• [Daftar Tugas]
• a. Menurut teks tentang Kennedy dan Soekarno, pada tanggal berapa Kennedy menyetujui paket bantuan khusus untuk Indonesia?
• b. Tuliskan lanjutan teks tentang Kennedy dan Soekarno, dimulai setelah kalimat terakhirnya.

• [Kutipan Sumber]

* * * * *

Kennedy ingin meningkatkan paket bantuan untuk Indonesia, menawarkan USD11 juta. Selain itu, ia merencanakan sebuah kunjungan pribadi ada pada tahun 1964 awal. Sementara Kennedy mencoba untuk mendukung Soekarno, kekuatan lain ada yang melawan usaha mereka. Perbedaan pendapat publik di Senat bergolak apakah terus membantu Indonesia sementara Partai Komunis Indonesia tetap kuat. Kennedy bertahan. Dia menyetujui paket bantuan khusus itu pada 19 November 1963. Tiga hari kemudian, segalanya berubah total. Presiden Kennedy tewas ditembak pada 22 November 1963.
 
Soekarno kehilangan sekutu terbaiknya di Barat. Ia amat terguncang oleh berita kematian Kennedy. Dengan kematian Kennedy, paket bantuan khusus itu juga batal diberikan. Presiden Johnson yang menggantikan Kennedy mengambil sikap yang bertolak belakang dengan pendahulunya. Johnson malah mengurangi bantuan ekonomi kepada Indonesia.

* * * * *

• [Daftar Tersimpan]

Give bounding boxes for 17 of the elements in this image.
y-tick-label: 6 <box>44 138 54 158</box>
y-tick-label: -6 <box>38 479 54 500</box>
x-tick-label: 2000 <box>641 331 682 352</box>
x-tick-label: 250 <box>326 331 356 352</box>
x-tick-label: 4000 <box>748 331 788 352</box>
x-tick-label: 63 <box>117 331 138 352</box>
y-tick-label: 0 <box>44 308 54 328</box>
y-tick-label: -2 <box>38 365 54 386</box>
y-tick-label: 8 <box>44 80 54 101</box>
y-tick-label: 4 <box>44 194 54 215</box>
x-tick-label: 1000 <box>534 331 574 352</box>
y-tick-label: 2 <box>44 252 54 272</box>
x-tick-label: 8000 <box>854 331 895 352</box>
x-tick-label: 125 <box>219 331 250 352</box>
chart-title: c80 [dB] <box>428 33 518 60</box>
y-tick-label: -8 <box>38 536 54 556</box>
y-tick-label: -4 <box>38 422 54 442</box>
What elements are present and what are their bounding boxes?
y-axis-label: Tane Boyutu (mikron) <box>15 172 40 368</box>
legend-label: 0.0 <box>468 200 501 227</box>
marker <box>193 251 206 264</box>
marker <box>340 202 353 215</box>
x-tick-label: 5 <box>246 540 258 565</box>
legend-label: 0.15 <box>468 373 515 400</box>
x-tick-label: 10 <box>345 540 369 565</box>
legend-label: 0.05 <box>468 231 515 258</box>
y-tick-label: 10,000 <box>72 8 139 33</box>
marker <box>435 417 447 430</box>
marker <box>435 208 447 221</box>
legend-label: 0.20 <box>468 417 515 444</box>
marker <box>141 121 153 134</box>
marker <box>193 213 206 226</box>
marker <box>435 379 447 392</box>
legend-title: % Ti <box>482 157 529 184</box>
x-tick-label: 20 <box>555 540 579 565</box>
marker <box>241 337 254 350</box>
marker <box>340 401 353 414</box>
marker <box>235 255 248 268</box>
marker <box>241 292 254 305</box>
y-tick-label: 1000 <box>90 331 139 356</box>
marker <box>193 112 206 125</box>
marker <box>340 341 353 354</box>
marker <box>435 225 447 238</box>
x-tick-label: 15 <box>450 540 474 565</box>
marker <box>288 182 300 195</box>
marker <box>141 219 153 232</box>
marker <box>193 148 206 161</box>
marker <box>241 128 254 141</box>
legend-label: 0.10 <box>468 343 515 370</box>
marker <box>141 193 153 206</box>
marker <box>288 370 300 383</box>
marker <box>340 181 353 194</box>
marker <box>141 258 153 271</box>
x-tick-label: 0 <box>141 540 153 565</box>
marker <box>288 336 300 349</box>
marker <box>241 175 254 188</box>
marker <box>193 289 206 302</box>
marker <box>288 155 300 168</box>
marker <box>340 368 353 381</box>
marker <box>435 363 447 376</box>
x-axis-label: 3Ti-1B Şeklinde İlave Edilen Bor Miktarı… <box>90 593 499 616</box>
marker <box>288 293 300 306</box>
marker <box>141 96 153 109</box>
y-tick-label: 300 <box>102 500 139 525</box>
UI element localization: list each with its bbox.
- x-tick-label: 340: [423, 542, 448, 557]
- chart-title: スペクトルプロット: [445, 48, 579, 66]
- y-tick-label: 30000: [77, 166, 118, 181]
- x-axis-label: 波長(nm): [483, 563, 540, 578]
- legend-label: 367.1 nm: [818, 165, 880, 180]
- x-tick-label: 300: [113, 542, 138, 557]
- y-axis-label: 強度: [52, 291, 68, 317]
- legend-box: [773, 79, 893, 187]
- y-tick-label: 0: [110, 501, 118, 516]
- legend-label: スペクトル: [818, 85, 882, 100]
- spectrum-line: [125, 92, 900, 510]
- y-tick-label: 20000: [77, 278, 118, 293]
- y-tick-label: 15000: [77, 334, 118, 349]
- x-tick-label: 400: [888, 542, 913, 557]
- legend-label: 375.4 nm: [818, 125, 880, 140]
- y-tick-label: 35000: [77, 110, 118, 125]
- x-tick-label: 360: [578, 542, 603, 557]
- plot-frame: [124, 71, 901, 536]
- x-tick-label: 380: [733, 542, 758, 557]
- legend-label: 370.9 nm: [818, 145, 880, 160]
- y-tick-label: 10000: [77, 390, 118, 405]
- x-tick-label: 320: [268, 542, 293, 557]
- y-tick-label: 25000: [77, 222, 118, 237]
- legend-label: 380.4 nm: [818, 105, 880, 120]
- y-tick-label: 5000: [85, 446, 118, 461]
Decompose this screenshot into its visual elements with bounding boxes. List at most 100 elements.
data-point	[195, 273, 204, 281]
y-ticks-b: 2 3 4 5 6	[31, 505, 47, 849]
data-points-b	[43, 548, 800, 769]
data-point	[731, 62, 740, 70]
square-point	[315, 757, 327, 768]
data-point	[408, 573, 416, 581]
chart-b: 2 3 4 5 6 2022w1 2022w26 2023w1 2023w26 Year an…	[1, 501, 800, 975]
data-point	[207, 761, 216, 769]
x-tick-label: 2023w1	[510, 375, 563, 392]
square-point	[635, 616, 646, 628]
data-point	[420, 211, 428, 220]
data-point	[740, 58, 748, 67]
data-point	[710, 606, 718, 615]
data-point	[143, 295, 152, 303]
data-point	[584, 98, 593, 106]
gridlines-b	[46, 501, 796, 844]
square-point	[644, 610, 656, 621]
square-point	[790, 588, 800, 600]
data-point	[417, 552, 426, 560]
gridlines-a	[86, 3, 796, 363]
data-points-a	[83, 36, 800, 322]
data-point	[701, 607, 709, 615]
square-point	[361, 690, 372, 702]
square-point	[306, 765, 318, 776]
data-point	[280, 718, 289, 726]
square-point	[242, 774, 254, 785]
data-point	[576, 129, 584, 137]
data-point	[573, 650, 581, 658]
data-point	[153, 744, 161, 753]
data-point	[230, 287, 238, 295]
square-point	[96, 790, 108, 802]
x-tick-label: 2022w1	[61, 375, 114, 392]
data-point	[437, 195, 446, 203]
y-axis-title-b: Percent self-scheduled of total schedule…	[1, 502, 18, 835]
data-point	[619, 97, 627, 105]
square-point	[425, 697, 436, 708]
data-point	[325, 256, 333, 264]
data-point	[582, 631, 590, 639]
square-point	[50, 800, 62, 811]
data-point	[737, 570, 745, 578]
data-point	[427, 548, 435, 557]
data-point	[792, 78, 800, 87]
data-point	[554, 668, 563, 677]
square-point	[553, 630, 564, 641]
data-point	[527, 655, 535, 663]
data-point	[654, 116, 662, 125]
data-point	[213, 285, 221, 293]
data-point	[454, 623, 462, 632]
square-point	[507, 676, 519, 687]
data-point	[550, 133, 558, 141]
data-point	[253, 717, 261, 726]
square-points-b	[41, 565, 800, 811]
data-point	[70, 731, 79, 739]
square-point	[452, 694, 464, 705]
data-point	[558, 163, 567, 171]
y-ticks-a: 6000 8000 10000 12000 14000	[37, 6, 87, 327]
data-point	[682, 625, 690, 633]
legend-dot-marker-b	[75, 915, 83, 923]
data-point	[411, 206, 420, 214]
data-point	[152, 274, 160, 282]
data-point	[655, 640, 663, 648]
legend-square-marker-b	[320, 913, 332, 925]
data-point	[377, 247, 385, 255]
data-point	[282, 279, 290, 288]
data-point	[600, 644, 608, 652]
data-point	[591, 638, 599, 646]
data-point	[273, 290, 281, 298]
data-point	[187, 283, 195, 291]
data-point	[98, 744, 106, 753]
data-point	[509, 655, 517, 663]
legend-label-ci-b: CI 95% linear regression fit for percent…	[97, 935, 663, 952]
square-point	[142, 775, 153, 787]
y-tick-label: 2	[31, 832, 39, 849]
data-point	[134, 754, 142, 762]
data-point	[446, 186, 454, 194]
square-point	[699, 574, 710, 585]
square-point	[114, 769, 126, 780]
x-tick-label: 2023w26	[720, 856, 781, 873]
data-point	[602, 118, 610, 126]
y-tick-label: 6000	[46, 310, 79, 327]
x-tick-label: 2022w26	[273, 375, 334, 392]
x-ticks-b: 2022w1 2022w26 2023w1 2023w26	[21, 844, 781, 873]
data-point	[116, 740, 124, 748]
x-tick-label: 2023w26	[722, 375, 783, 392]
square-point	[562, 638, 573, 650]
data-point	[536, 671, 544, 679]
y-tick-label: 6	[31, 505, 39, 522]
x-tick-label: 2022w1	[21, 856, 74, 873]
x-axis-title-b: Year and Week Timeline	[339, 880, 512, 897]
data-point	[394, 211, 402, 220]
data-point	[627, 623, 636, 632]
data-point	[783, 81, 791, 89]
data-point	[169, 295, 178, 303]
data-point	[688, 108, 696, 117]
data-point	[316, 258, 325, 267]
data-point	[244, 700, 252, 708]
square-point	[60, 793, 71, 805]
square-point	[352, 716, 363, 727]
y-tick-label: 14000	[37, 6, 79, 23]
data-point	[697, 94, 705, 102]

* * * * *

• [Hasil Akhir]
• a. 19 November 1963.

• b.
 
Setelah kematian Kennedy, Soekarno menjadi tumbuh semakin agresif terhadap Barat. Soekarno bergerak mendekat ke Tiongkok dan Uni Soviet yang diketahui merupakan negara-negara Blok Timur. Soekarno pun gencar merevisi kontrak pengelolaan minyak dan tambang-tambang asing di Indonesia. Minimal sebanyak 60 persen dari keuntungan perusahaan minyak asing harus menjadi jatah rakyat Indonesia.
 
Menurut Sejarawan dari Lembaga Ilmu Pengetahuan Indonesia (LIPI), Asvi Marwan Adam, pernah ada seorang pengusaha dari AS menemui Soekarno. Pengusaha itu menyodorkan proposal berinvestasi di Papua, namum Soekarno menolaknya secara halus. "Soekarno merasa saat itu bangsa Indonesia belum siap untuk tawaran untuk kerja sama investasi asing itu di Papua. Soekarno benar-benar ingin sumber daya alam Indonesia dikelola oleh anak bangsa sendiri," ujar Asvi kepada medcom.id.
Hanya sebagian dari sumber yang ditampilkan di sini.